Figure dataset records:
──────────────────────────────

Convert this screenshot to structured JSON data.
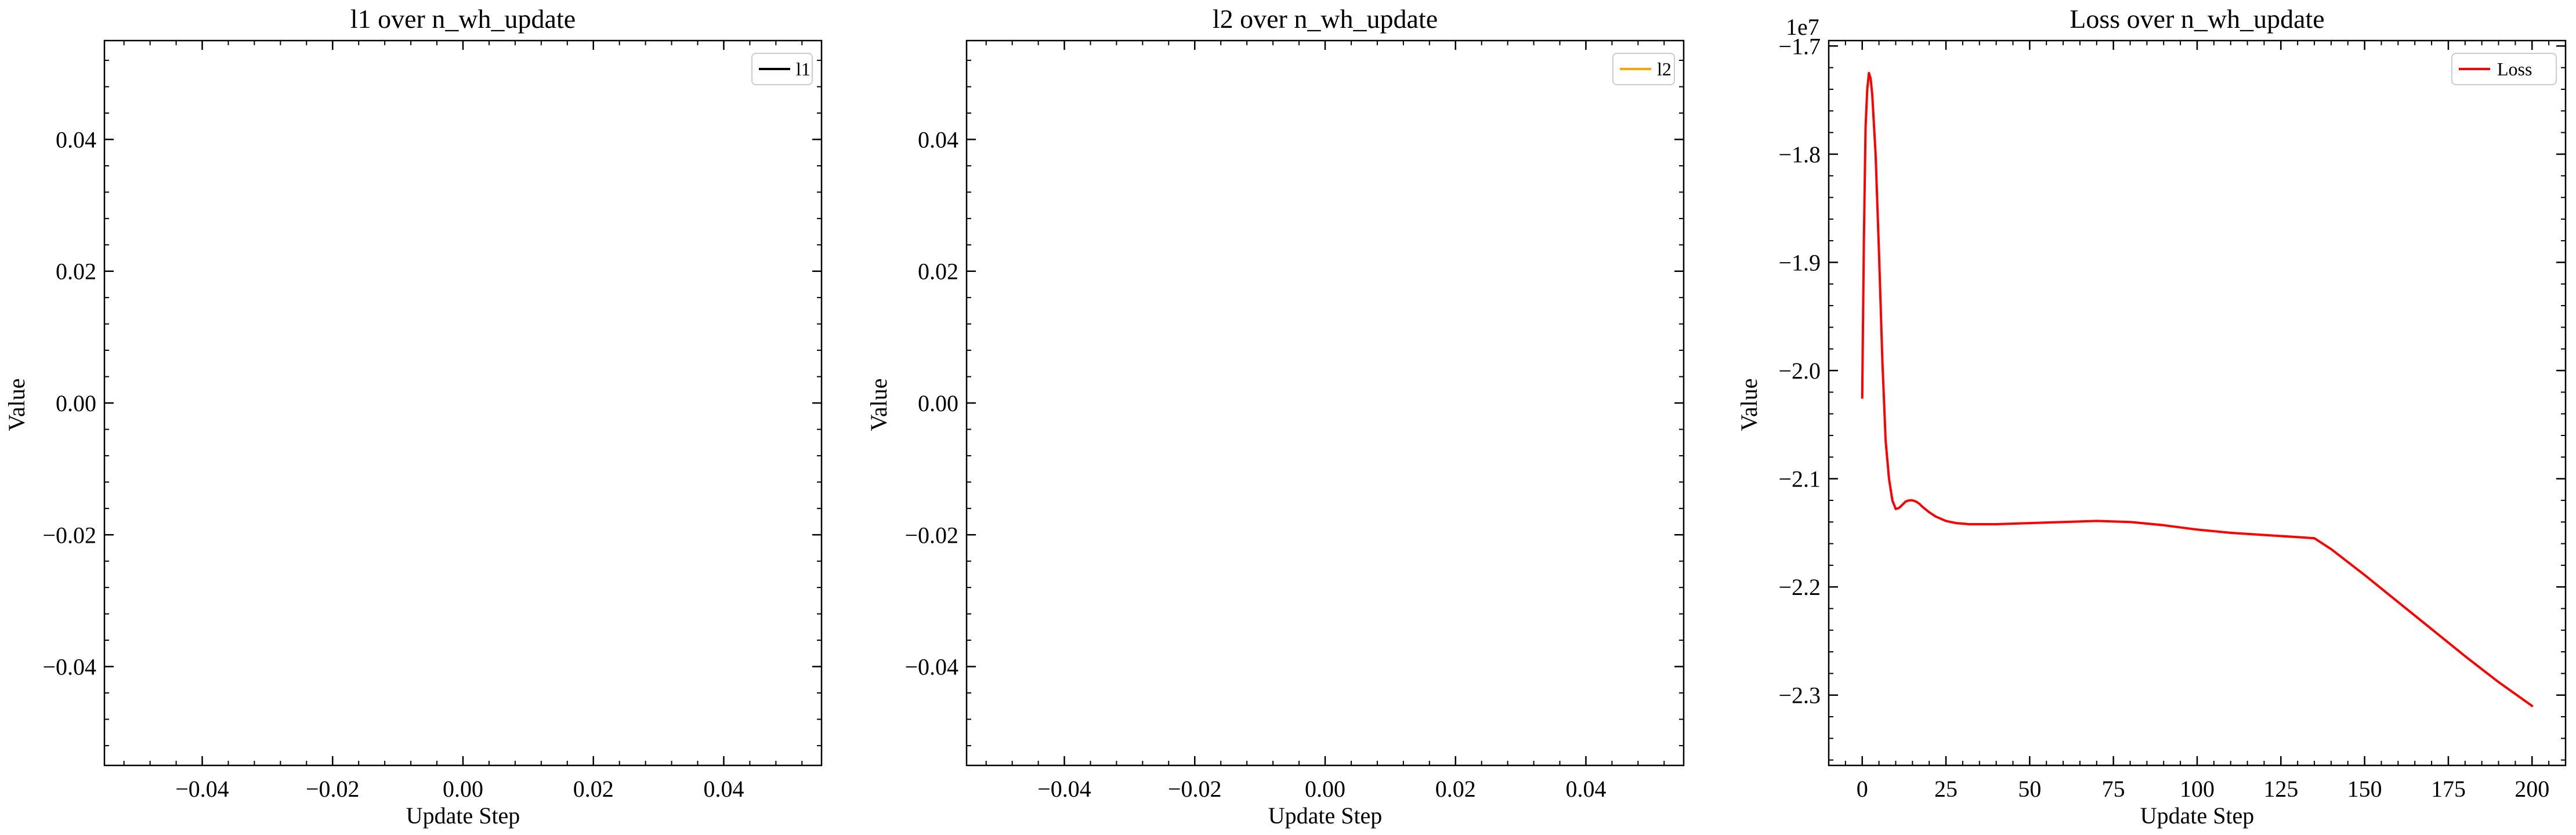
{
  "chart_data": [
    {
      "type": "line",
      "title": "l1 over n_wh_update",
      "xlabel": "Update Step",
      "ylabel": "Value",
      "xlim": [
        -0.055,
        0.055
      ],
      "ylim": [
        -0.055,
        0.055
      ],
      "xticks": [
        -0.04,
        -0.02,
        0.0,
        0.02,
        0.04
      ],
      "xtick_labels": [
        "−0.04",
        "−0.02",
        "0.00",
        "0.02",
        "0.04"
      ],
      "yticks": [
        -0.04,
        -0.02,
        0.0,
        0.02,
        0.04
      ],
      "ytick_labels": [
        "−0.04",
        "−0.02",
        "0.00",
        "0.02",
        "0.04"
      ],
      "legend": "top-right",
      "grid": false,
      "series": [
        {
          "name": "l1",
          "color": "#000000",
          "x": [],
          "y": []
        }
      ]
    },
    {
      "type": "line",
      "title": "l2 over n_wh_update",
      "xlabel": "Update Step",
      "ylabel": "Value",
      "xlim": [
        -0.055,
        0.055
      ],
      "ylim": [
        -0.055,
        0.055
      ],
      "xticks": [
        -0.04,
        -0.02,
        0.0,
        0.02,
        0.04
      ],
      "xtick_labels": [
        "−0.04",
        "−0.02",
        "0.00",
        "0.02",
        "0.04"
      ],
      "yticks": [
        -0.04,
        -0.02,
        0.0,
        0.02,
        0.04
      ],
      "ytick_labels": [
        "−0.04",
        "−0.02",
        "0.00",
        "0.02",
        "0.04"
      ],
      "legend": "top-right",
      "grid": false,
      "series": [
        {
          "name": "l2",
          "color": "#FFA500",
          "x": [],
          "y": []
        }
      ]
    },
    {
      "type": "line",
      "title": "Loss over n_wh_update",
      "xlabel": "Update Step",
      "ylabel": "Value",
      "offset_text": "1e7",
      "xlim": [
        -10,
        210
      ],
      "ylim": [
        -2.365,
        -1.695
      ],
      "xticks": [
        0,
        25,
        50,
        75,
        100,
        125,
        150,
        175,
        200
      ],
      "xtick_labels": [
        "0",
        "25",
        "50",
        "75",
        "100",
        "125",
        "150",
        "175",
        "200"
      ],
      "yticks": [
        -2.3,
        -2.2,
        -2.1,
        -2.0,
        -1.9,
        -1.8,
        -1.7
      ],
      "ytick_labels": [
        "−2.3",
        "−2.2",
        "−2.1",
        "−2.0",
        "−1.9",
        "−1.8",
        "−1.7"
      ],
      "legend": "top-right",
      "grid": false,
      "series": [
        {
          "name": "Loss",
          "color": "#FF0000",
          "x": [
            0,
            0.5,
            1,
            1.5,
            2,
            2.5,
            3,
            4,
            5,
            6,
            7,
            8,
            9,
            10,
            11,
            12,
            13,
            14,
            15,
            16,
            17,
            18,
            20,
            22,
            25,
            28,
            32,
            36,
            40,
            50,
            60,
            70,
            80,
            90,
            100,
            110,
            120,
            130,
            135,
            140,
            150,
            160,
            170,
            180,
            190,
            200
          ],
          "y": [
            -2.025,
            -1.88,
            -1.775,
            -1.74,
            -1.725,
            -1.73,
            -1.745,
            -1.8,
            -1.89,
            -1.99,
            -2.065,
            -2.1,
            -2.12,
            -2.128,
            -2.127,
            -2.124,
            -2.121,
            -2.12,
            -2.12,
            -2.121,
            -2.123,
            -2.126,
            -2.131,
            -2.135,
            -2.139,
            -2.141,
            -2.142,
            -2.142,
            -2.142,
            -2.141,
            -2.14,
            -2.139,
            -2.14,
            -2.143,
            -2.147,
            -2.15,
            -2.152,
            -2.154,
            -2.155,
            -2.165,
            -2.189,
            -2.214,
            -2.239,
            -2.264,
            -2.288,
            -2.31
          ]
        }
      ]
    }
  ]
}
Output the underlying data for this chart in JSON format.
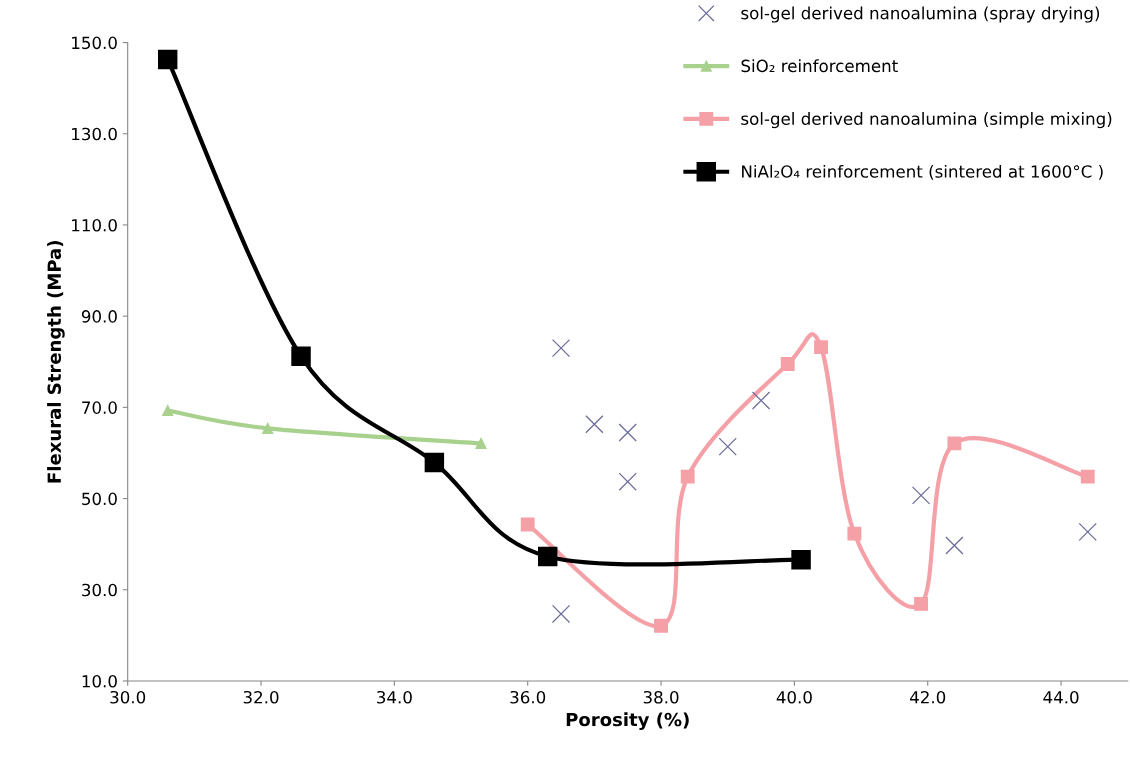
{
  "chart_data": {
    "type": "line",
    "xlabel": "Porosity (%)",
    "ylabel": "Flexural Strength (MPa)",
    "xlim": [
      30,
      45
    ],
    "xticks": [
      {
        "value": 30,
        "label": "30.0"
      },
      {
        "value": 32,
        "label": "32.0"
      },
      {
        "value": 34,
        "label": "34.0"
      },
      {
        "value": 36,
        "label": "36.0"
      },
      {
        "value": 38,
        "label": "38.0"
      },
      {
        "value": 40,
        "label": "40.0"
      },
      {
        "value": 42,
        "label": "42.0"
      },
      {
        "value": 44,
        "label": "44.0"
      }
    ],
    "ylim": [
      10,
      150
    ],
    "yticks": [
      {
        "value": 10,
        "label": "10.0"
      },
      {
        "value": 30,
        "label": "30.0"
      },
      {
        "value": 50,
        "label": "50.0"
      },
      {
        "value": 70,
        "label": "70.0"
      },
      {
        "value": 90,
        "label": "90.0"
      },
      {
        "value": 110,
        "label": "110.0"
      },
      {
        "value": 130,
        "label": "130.0"
      },
      {
        "value": 150,
        "label": "150.0"
      }
    ],
    "grid": false,
    "legend": "top right",
    "series": [
      {
        "name": "sol-gel derived nanoalumina (spray drying)",
        "type": "scatter",
        "marker": "cross",
        "color": "#6b6b9a",
        "x": [
          36.5,
          37.0,
          37.5,
          37.5,
          36.5,
          39.0,
          39.5,
          41.9,
          42.4,
          44.4
        ],
        "values": [
          83,
          66.3,
          64.5,
          53.7,
          24.7,
          61.4,
          71.5,
          50.7,
          39.7,
          42.7
        ]
      },
      {
        "name": "SiO₂ reinforcement",
        "marker": "triangle",
        "color": "#a9d18e",
        "x": [
          30.6,
          32.1,
          35.3
        ],
        "values": [
          69.3,
          65.4,
          62.1
        ]
      },
      {
        "name": "sol-gel derived nanoalumina (simple mixing)",
        "marker": "square",
        "color": "#f4a0a6",
        "x": [
          36.0,
          38.0,
          38.4,
          39.9,
          40.4,
          40.9,
          41.9,
          42.4,
          44.4
        ],
        "values": [
          44.3,
          22.1,
          54.8,
          79.5,
          83.2,
          42.3,
          26.9,
          62.1,
          54.8
        ]
      },
      {
        "name": "NiAl₂O₄ reinforcement (sintered at 1600°C )",
        "marker": "square",
        "color": "#000000",
        "x": [
          30.6,
          32.6,
          34.6,
          36.3,
          40.1
        ],
        "values": [
          146.3,
          81.2,
          57.9,
          37.3,
          36.6
        ]
      }
    ]
  }
}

──────────────────────────────

- TO DO:
Write out all the records again, exactly, minus any pictures.

- RESULT:
Convert this screenshot to structured JSON data.
{
  "chart_data": [
    {
      "type": "line",
      "title": "l1 over n_wh_update",
      "xlabel": "Update Step",
      "ylabel": "Value",
      "xlim": [
        -0.055,
        0.055
      ],
      "ylim": [
        -0.055,
        0.055
      ],
      "xticks": [
        -0.04,
        -0.02,
        0.0,
        0.02,
        0.04
      ],
      "xtick_labels": [
        "−0.04",
        "−0.02",
        "0.00",
        "0.02",
        "0.04"
      ],
      "yticks": [
        -0.04,
        -0.02,
        0.0,
        0.02,
        0.04
      ],
      "ytick_labels": [
        "−0.04",
        "−0.02",
        "0.00",
        "0.02",
        "0.04"
      ],
      "legend": "top-right",
      "grid": false,
      "series": [
        {
          "name": "l1",
          "color": "#000000",
          "x": [],
          "y": []
        }
      ]
    },
    {
      "type": "line",
      "title": "l2 over n_wh_update",
      "xlabel": "Update Step",
      "ylabel": "Value",
      "xlim": [
        -0.055,
        0.055
      ],
      "ylim": [
        -0.055,
        0.055
      ],
      "xticks": [
        -0.04,
        -0.02,
        0.0,
        0.02,
        0.04
      ],
      "xtick_labels": [
        "−0.04",
        "−0.02",
        "0.00",
        "0.02",
        "0.04"
      ],
      "yticks": [
        -0.04,
        -0.02,
        0.0,
        0.02,
        0.04
      ],
      "ytick_labels": [
        "−0.04",
        "−0.02",
        "0.00",
        "0.02",
        "0.04"
      ],
      "legend": "top-right",
      "grid": false,
      "series": [
        {
          "name": "l2",
          "color": "#FFA500",
          "x": [],
          "y": []
        }
      ]
    },
    {
      "type": "line",
      "title": "Loss over n_wh_update",
      "xlabel": "Update Step",
      "ylabel": "Value",
      "offset_text": "1e7",
      "xlim": [
        -10,
        210
      ],
      "ylim": [
        -2.365,
        -1.695
      ],
      "xticks": [
        0,
        25,
        50,
        75,
        100,
        125,
        150,
        175,
        200
      ],
      "xtick_labels": [
        "0",
        "25",
        "50",
        "75",
        "100",
        "125",
        "150",
        "175",
        "200"
      ],
      "yticks": [
        -2.3,
        -2.2,
        -2.1,
        -2.0,
        -1.9,
        -1.8,
        -1.7
      ],
      "ytick_labels": [
        "−2.3",
        "−2.2",
        "−2.1",
        "−2.0",
        "−1.9",
        "−1.8",
        "−1.7"
      ],
      "legend": "top-right",
      "grid": false,
      "series": [
        {
          "name": "Loss",
          "color": "#FF0000",
          "x": [
            0,
            0.5,
            1,
            1.5,
            2,
            2.5,
            3,
            4,
            5,
            6,
            7,
            8,
            9,
            10,
            11,
            12,
            13,
            14,
            15,
            16,
            17,
            18,
            20,
            22,
            25,
            28,
            32,
            36,
            40,
            50,
            60,
            70,
            80,
            90,
            100,
            110,
            120,
            130,
            135,
            140,
            150,
            160,
            170,
            180,
            190,
            200
          ],
          "y": [
            -2.025,
            -1.88,
            -1.775,
            -1.74,
            -1.725,
            -1.73,
            -1.745,
            -1.8,
            -1.89,
            -1.99,
            -2.065,
            -2.1,
            -2.12,
            -2.128,
            -2.127,
            -2.124,
            -2.121,
            -2.12,
            -2.12,
            -2.121,
            -2.123,
            -2.126,
            -2.131,
            -2.135,
            -2.139,
            -2.141,
            -2.142,
            -2.142,
            -2.142,
            -2.141,
            -2.14,
            -2.139,
            -2.14,
            -2.143,
            -2.147,
            -2.15,
            -2.152,
            -2.154,
            -2.155,
            -2.165,
            -2.189,
            -2.214,
            -2.239,
            -2.264,
            -2.288,
            -2.31
          ]
        }
      ]
    }
  ]
}
Output the underlying data for this chart in JSON format.
{
  "chart_data": {
    "type": "line",
    "xlabel": "Porosity (%)",
    "ylabel": "Flexural Strength (MPa)",
    "xlim": [
      30,
      45
    ],
    "xticks": [
      {
        "value": 30,
        "label": "30.0"
      },
      {
        "value": 32,
        "label": "32.0"
      },
      {
        "value": 34,
        "label": "34.0"
      },
      {
        "value": 36,
        "label": "36.0"
      },
      {
        "value": 38,
        "label": "38.0"
      },
      {
        "value": 40,
        "label": "40.0"
      },
      {
        "value": 42,
        "label": "42.0"
      },
      {
        "value": 44,
        "label": "44.0"
      }
    ],
    "ylim": [
      10,
      150
    ],
    "yticks": [
      {
        "value": 10,
        "label": "10.0"
      },
      {
        "value": 30,
        "label": "30.0"
      },
      {
        "value": 50,
        "label": "50.0"
      },
      {
        "value": 70,
        "label": "70.0"
      },
      {
        "value": 90,
        "label": "90.0"
      },
      {
        "value": 110,
        "label": "110.0"
      },
      {
        "value": 130,
        "label": "130.0"
      },
      {
        "value": 150,
        "label": "150.0"
      }
    ],
    "grid": false,
    "legend": "top right",
    "series": [
      {
        "name": "sol-gel derived nanoalumina (spray drying)",
        "type": "scatter",
        "marker": "cross",
        "color": "#6b6b9a",
        "x": [
          36.5,
          37.0,
          37.5,
          37.5,
          36.5,
          39.0,
          39.5,
          41.9,
          42.4,
          44.4
        ],
        "values": [
          83,
          66.3,
          64.5,
          53.7,
          24.7,
          61.4,
          71.5,
          50.7,
          39.7,
          42.7
        ]
      },
      {
        "name": "SiO₂ reinforcement",
        "marker": "triangle",
        "color": "#a9d18e",
        "x": [
          30.6,
          32.1,
          35.3
        ],
        "values": [
          69.3,
          65.4,
          62.1
        ]
      },
      {
        "name": "sol-gel derived nanoalumina (simple mixing)",
        "marker": "square",
        "color": "#f4a0a6",
        "x": [
          36.0,
          38.0,
          38.4,
          39.9,
          40.4,
          40.9,
          41.9,
          42.4,
          44.4
        ],
        "values": [
          44.3,
          22.1,
          54.8,
          79.5,
          83.2,
          42.3,
          26.9,
          62.1,
          54.8
        ]
      },
      {
        "name": "NiAl₂O₄ reinforcement (sintered at 1600°C )",
        "marker": "square",
        "color": "#000000",
        "x": [
          30.6,
          32.6,
          34.6,
          36.3,
          40.1
        ],
        "values": [
          146.3,
          81.2,
          57.9,
          37.3,
          36.6
        ]
      }
    ]
  }
}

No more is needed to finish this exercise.